**INSTRUCTIONS TO FOLLOW**.
Set down the material once more, exactly as it appears.

_ _ _ _ _ _ _

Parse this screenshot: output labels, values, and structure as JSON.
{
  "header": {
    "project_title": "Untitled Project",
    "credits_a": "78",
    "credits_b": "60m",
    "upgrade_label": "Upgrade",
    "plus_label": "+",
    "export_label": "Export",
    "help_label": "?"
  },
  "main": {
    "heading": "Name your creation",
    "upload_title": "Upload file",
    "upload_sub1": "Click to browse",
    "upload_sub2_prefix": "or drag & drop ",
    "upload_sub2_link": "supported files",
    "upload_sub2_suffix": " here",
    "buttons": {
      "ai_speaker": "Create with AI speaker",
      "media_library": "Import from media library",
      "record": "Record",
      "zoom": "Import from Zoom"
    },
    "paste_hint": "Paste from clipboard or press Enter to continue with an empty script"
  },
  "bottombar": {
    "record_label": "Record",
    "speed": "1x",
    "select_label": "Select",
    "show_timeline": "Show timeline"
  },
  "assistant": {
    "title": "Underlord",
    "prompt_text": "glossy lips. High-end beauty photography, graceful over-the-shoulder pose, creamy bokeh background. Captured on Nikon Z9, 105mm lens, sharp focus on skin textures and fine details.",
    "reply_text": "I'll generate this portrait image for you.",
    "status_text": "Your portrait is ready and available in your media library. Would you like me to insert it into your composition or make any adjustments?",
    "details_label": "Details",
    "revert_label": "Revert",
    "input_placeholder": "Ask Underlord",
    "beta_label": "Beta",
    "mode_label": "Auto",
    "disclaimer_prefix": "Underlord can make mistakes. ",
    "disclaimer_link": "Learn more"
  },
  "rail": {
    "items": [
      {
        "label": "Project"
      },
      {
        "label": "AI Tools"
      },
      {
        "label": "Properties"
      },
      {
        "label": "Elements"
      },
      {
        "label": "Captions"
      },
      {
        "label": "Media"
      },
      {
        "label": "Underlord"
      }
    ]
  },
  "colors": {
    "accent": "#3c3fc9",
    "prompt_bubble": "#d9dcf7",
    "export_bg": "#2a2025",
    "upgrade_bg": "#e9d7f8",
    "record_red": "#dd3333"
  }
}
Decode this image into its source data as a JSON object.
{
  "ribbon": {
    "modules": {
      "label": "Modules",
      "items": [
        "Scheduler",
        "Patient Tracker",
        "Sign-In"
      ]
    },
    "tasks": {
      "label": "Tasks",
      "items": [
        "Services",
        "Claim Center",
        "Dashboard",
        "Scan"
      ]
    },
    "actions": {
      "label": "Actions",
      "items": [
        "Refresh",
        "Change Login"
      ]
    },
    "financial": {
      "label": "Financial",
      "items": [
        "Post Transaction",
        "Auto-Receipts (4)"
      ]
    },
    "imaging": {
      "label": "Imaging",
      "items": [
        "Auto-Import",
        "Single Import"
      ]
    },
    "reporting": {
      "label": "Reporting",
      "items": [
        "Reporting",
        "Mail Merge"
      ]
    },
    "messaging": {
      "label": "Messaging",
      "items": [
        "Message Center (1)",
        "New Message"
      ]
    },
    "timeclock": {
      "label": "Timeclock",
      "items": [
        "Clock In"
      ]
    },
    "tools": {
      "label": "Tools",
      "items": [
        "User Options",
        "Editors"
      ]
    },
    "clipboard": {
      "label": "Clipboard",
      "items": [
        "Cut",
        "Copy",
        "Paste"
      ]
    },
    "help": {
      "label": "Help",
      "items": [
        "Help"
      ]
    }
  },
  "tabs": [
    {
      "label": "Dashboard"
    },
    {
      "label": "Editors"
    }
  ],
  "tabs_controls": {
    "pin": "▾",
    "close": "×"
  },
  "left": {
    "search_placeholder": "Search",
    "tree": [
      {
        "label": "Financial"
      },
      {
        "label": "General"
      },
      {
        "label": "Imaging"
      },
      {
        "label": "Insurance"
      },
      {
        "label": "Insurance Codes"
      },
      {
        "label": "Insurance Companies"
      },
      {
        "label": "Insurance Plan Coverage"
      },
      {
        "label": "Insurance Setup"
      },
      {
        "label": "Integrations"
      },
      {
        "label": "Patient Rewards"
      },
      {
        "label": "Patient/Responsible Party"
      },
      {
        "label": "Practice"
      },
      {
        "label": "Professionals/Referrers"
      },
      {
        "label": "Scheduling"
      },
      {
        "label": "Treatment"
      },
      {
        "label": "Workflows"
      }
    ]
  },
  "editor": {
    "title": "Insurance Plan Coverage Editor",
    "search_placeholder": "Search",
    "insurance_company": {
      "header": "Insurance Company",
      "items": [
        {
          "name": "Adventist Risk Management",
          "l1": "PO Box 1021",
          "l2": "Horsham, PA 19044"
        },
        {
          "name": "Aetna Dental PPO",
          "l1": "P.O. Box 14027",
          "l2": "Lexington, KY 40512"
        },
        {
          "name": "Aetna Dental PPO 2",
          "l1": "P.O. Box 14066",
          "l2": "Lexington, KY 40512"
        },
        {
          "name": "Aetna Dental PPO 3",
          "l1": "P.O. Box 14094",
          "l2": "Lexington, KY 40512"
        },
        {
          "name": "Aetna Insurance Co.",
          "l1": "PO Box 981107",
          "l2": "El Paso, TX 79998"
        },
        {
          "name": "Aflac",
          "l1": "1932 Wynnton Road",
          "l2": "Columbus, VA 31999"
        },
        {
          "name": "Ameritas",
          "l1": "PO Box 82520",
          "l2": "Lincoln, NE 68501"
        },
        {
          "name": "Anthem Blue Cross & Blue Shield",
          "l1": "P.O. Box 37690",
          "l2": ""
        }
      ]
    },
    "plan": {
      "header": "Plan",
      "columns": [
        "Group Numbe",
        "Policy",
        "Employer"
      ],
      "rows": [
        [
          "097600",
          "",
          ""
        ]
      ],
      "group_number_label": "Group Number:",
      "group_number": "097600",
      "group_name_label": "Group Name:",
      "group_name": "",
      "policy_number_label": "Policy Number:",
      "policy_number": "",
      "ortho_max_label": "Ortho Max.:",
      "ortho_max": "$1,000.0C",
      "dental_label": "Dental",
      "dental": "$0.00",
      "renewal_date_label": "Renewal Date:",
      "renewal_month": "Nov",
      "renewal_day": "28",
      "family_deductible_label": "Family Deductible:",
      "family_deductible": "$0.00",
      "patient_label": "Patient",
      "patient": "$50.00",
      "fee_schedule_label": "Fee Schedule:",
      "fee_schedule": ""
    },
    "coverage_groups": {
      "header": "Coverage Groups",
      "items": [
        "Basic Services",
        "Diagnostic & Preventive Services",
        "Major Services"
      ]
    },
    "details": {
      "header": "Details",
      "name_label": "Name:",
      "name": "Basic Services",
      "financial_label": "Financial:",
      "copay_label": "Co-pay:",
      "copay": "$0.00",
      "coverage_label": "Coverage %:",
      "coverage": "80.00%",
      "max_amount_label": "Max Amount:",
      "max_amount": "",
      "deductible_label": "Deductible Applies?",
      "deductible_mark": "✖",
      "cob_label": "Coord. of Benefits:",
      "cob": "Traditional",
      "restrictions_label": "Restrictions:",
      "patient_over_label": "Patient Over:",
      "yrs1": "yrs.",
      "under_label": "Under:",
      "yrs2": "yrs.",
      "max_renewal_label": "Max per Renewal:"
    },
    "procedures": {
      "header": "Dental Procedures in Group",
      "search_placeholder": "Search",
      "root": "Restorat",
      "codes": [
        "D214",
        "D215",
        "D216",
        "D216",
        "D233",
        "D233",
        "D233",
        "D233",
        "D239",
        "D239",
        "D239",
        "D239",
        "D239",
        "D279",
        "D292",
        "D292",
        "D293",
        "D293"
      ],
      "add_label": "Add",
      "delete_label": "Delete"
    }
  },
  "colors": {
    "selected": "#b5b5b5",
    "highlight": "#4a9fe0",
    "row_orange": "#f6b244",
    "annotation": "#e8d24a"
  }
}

_ _ _ _ _ _ _

**SOLUTION TO THIS EXERCISE**.
Parse this screenshot: output labels, values, and structure as JSON.
{
  "header": {
    "project_title": "Untitled Project",
    "credits_a": "78",
    "credits_b": "60m",
    "upgrade_label": "Upgrade",
    "plus_label": "+",
    "export_label": "Export",
    "help_label": "?"
  },
  "main": {
    "heading": "Name your creation",
    "upload_title": "Upload file",
    "upload_sub1": "Click to browse",
    "upload_sub2_prefix": "or drag & drop ",
    "upload_sub2_link": "supported files",
    "upload_sub2_suffix": " here",
    "buttons": {
      "ai_speaker": "Create with AI speaker",
      "media_library": "Import from media library",
      "record": "Record",
      "zoom": "Import from Zoom"
    },
    "paste_hint": "Paste from clipboard or press Enter to continue with an empty script"
  },
  "bottombar": {
    "record_label": "Record",
    "speed": "1x",
    "select_label": "Select",
    "show_timeline": "Show timeline"
  },
  "assistant": {
    "title": "Underlord",
    "prompt_text": "glossy lips. High-end beauty photography, graceful over-the-shoulder pose, creamy bokeh background. Captured on Nikon Z9, 105mm lens, sharp focus on skin textures and fine details.",
    "reply_text": "I'll generate this portrait image for you.",
    "status_text": "Your portrait is ready and available in your media library. Would you like me to insert it into your composition or make any adjustments?",
    "details_label": "Details",
    "revert_label": "Revert",
    "input_placeholder": "Ask Underlord",
    "beta_label": "Beta",
    "mode_label": "Auto",
    "disclaimer_prefix": "Underlord can make mistakes. ",
    "disclaimer_link": "Learn more"
  },
  "rail": {
    "items": [
      {
        "label": "Project"
      },
      {
        "label": "AI Tools"
      },
      {
        "label": "Properties"
      },
      {
        "label": "Elements"
      },
      {
        "label": "Captions"
      },
      {
        "label": "Media"
      },
      {
        "label": "Underlord"
      }
    ]
  },
  "colors": {
    "accent": "#3c3fc9",
    "prompt_bubble": "#d9dcf7",
    "export_bg": "#2a2025",
    "upgrade_bg": "#e9d7f8",
    "record_red": "#dd3333"
  }
}
Decode this image into its source data as a JSON object.
{
  "ribbon": {
    "modules": {
      "label": "Modules",
      "items": [
        "Scheduler",
        "Patient Tracker",
        "Sign-In"
      ]
    },
    "tasks": {
      "label": "Tasks",
      "items": [
        "Services",
        "Claim Center",
        "Dashboard",
        "Scan"
      ]
    },
    "actions": {
      "label": "Actions",
      "items": [
        "Refresh",
        "Change Login"
      ]
    },
    "financial": {
      "label": "Financial",
      "items": [
        "Post Transaction",
        "Auto-Receipts (4)"
      ]
    },
    "imaging": {
      "label": "Imaging",
      "items": [
        "Auto-Import",
        "Single Import"
      ]
    },
    "reporting": {
      "label": "Reporting",
      "items": [
        "Reporting",
        "Mail Merge"
      ]
    },
    "messaging": {
      "label": "Messaging",
      "items": [
        "Message Center (1)",
        "New Message"
      ]
    },
    "timeclock": {
      "label": "Timeclock",
      "items": [
        "Clock In"
      ]
    },
    "tools": {
      "label": "Tools",
      "items": [
        "User Options",
        "Editors"
      ]
    },
    "clipboard": {
      "label": "Clipboard",
      "items": [
        "Cut",
        "Copy",
        "Paste"
      ]
    },
    "help": {
      "label": "Help",
      "items": [
        "Help"
      ]
    }
  },
  "tabs": [
    {
      "label": "Dashboard"
    },
    {
      "label": "Editors"
    }
  ],
  "tabs_controls": {
    "pin": "▾",
    "close": "×"
  },
  "left": {
    "search_placeholder": "Search",
    "tree": [
      {
        "label": "Financial"
      },
      {
        "label": "General"
      },
      {
        "label": "Imaging"
      },
      {
        "label": "Insurance"
      },
      {
        "label": "Insurance Codes"
      },
      {
        "label": "Insurance Companies"
      },
      {
        "label": "Insurance Plan Coverage"
      },
      {
        "label": "Insurance Setup"
      },
      {
        "label": "Integrations"
      },
      {
        "label": "Patient Rewards"
      },
      {
        "label": "Patient/Responsible Party"
      },
      {
        "label": "Practice"
      },
      {
        "label": "Professionals/Referrers"
      },
      {
        "label": "Scheduling"
      },
      {
        "label": "Treatment"
      },
      {
        "label": "Workflows"
      }
    ]
  },
  "editor": {
    "title": "Insurance Plan Coverage Editor",
    "search_placeholder": "Search",
    "insurance_company": {
      "header": "Insurance Company",
      "items": [
        {
          "name": "Adventist Risk Management",
          "l1": "PO Box 1021",
          "l2": "Horsham, PA 19044"
        },
        {
          "name": "Aetna Dental PPO",
          "l1": "P.O. Box 14027",
          "l2": "Lexington, KY 40512"
        },
        {
          "name": "Aetna Dental PPO 2",
          "l1": "P.O. Box 14066",
          "l2": "Lexington, KY 40512"
        },
        {
          "name": "Aetna Dental PPO 3",
          "l1": "P.O. Box 14094",
          "l2": "Lexington, KY 40512"
        },
        {
          "name": "Aetna Insurance Co.",
          "l1": "PO Box 981107",
          "l2": "El Paso, TX 79998"
        },
        {
          "name": "Aflac",
          "l1": "1932 Wynnton Road",
          "l2": "Columbus, VA 31999"
        },
        {
          "name": "Ameritas",
          "l1": "PO Box 82520",
          "l2": "Lincoln, NE 68501"
        },
        {
          "name": "Anthem Blue Cross & Blue Shield",
          "l1": "P.O. Box 37690",
          "l2": ""
        }
      ]
    },
    "plan": {
      "header": "Plan",
      "columns": [
        "Group Numbe",
        "Policy",
        "Employer"
      ],
      "rows": [
        [
          "097600",
          "",
          ""
        ]
      ],
      "group_number_label": "Group Number:",
      "group_number": "097600",
      "group_name_label": "Group Name:",
      "group_name": "",
      "policy_number_label": "Policy Number:",
      "policy_number": "",
      "ortho_max_label": "Ortho Max.:",
      "ortho_max": "$1,000.0C",
      "dental_label": "Dental",
      "dental": "$0.00",
      "renewal_date_label": "Renewal Date:",
      "renewal_month": "Nov",
      "renewal_day": "28",
      "family_deductible_label": "Family Deductible:",
      "family_deductible": "$0.00",
      "patient_label": "Patient",
      "patient": "$50.00",
      "fee_schedule_label": "Fee Schedule:",
      "fee_schedule": ""
    },
    "coverage_groups": {
      "header": "Coverage Groups",
      "items": [
        "Basic Services",
        "Diagnostic & Preventive Services",
        "Major Services"
      ]
    },
    "details": {
      "header": "Details",
      "name_label": "Name:",
      "name": "Basic Services",
      "financial_label": "Financial:",
      "copay_label": "Co-pay:",
      "copay": "$0.00",
      "coverage_label": "Coverage %:",
      "coverage": "80.00%",
      "max_amount_label": "Max Amount:",
      "max_amount": "",
      "deductible_label": "Deductible Applies?",
      "deductible_mark": "✖",
      "cob_label": "Coord. of Benefits:",
      "cob": "Traditional",
      "restrictions_label": "Restrictions:",
      "patient_over_label": "Patient Over:",
      "yrs1": "yrs.",
      "under_label": "Under:",
      "yrs2": "yrs.",
      "max_renewal_label": "Max per Renewal:"
    },
    "procedures": {
      "header": "Dental Procedures in Group",
      "search_placeholder": "Search",
      "root": "Restorat",
      "codes": [
        "D214",
        "D215",
        "D216",
        "D216",
        "D233",
        "D233",
        "D233",
        "D233",
        "D239",
        "D239",
        "D239",
        "D239",
        "D239",
        "D279",
        "D292",
        "D292",
        "D293",
        "D293"
      ],
      "add_label": "Add",
      "delete_label": "Delete"
    }
  },
  "colors": {
    "selected": "#b5b5b5",
    "highlight": "#4a9fe0",
    "row_orange": "#f6b244",
    "annotation": "#e8d24a"
  }
}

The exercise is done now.